[Dataset entries]
● ● ● ● ●

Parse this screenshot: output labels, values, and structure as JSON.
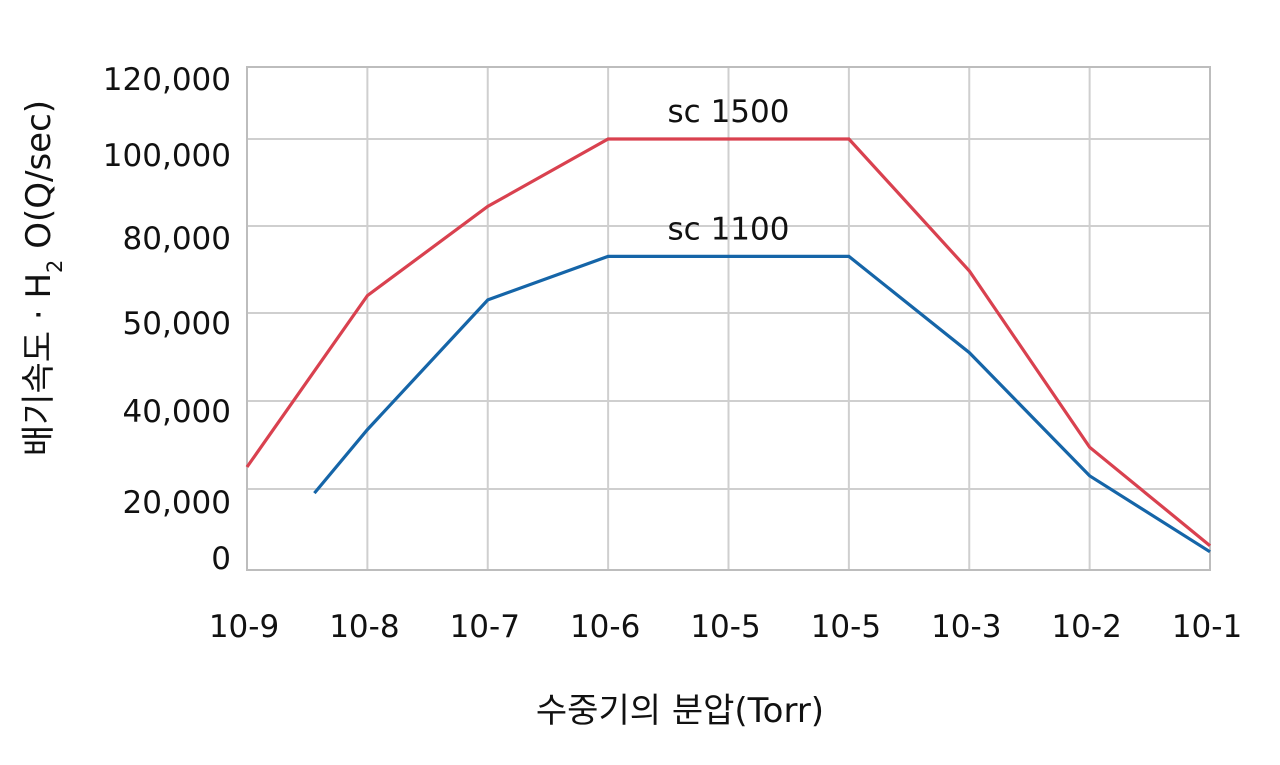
{
  "chart_data": {
    "type": "line",
    "xlabel": "수중기의 분압(Torr)",
    "ylabel": "배기속도 · H₂ O(Q/sec)",
    "ylabel_parts": {
      "before": "배기속도 · H",
      "sub": "2",
      "after": " O(Q/sec)"
    },
    "categories": [
      "10-9",
      "10-8",
      "10-7",
      "10-6",
      "10-5",
      "10-5",
      "10-3",
      "10-2",
      "10-1"
    ],
    "y_ticks": [
      "0",
      "20,000",
      "40,000",
      "50,000",
      "80,000",
      "100,000",
      "120,000"
    ],
    "grid": true,
    "series": [
      {
        "name": "sc 1500",
        "color": "#d9414f",
        "points": [
          [
            0,
            25000
          ],
          [
            1,
            56000
          ],
          [
            2,
            84500
          ],
          [
            3,
            100000
          ],
          [
            4,
            100000
          ],
          [
            5,
            100000
          ],
          [
            6,
            64500
          ],
          [
            7,
            29500
          ],
          [
            8,
            6000
          ]
        ]
      },
      {
        "name": "sc 1100",
        "color": "#1565a8",
        "points": [
          [
            0.56,
            19000
          ],
          [
            1,
            33500
          ],
          [
            2,
            54500
          ],
          [
            3,
            69500
          ],
          [
            4,
            69500
          ],
          [
            5,
            69500
          ],
          [
            6,
            45500
          ],
          [
            7,
            23000
          ],
          [
            8,
            4500
          ]
        ]
      }
    ]
  }
}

● ● ● ● ●

Task goal: Take the listing above and restate it word for word, without its pictures.

Solution to this problem:
Parse this screenshot: output labels, values, and structure as JSON.
{
  "chart_data": {
    "type": "line",
    "xlabel": "수중기의 분압(Torr)",
    "ylabel": "배기속도 · H₂ O(Q/sec)",
    "ylabel_parts": {
      "before": "배기속도 · H",
      "sub": "2",
      "after": " O(Q/sec)"
    },
    "categories": [
      "10-9",
      "10-8",
      "10-7",
      "10-6",
      "10-5",
      "10-5",
      "10-3",
      "10-2",
      "10-1"
    ],
    "y_ticks": [
      "0",
      "20,000",
      "40,000",
      "50,000",
      "80,000",
      "100,000",
      "120,000"
    ],
    "grid": true,
    "series": [
      {
        "name": "sc 1500",
        "color": "#d9414f",
        "points": [
          [
            0,
            25000
          ],
          [
            1,
            56000
          ],
          [
            2,
            84500
          ],
          [
            3,
            100000
          ],
          [
            4,
            100000
          ],
          [
            5,
            100000
          ],
          [
            6,
            64500
          ],
          [
            7,
            29500
          ],
          [
            8,
            6000
          ]
        ]
      },
      {
        "name": "sc 1100",
        "color": "#1565a8",
        "points": [
          [
            0.56,
            19000
          ],
          [
            1,
            33500
          ],
          [
            2,
            54500
          ],
          [
            3,
            69500
          ],
          [
            4,
            69500
          ],
          [
            5,
            69500
          ],
          [
            6,
            45500
          ],
          [
            7,
            23000
          ],
          [
            8,
            4500
          ]
        ]
      }
    ]
  }
}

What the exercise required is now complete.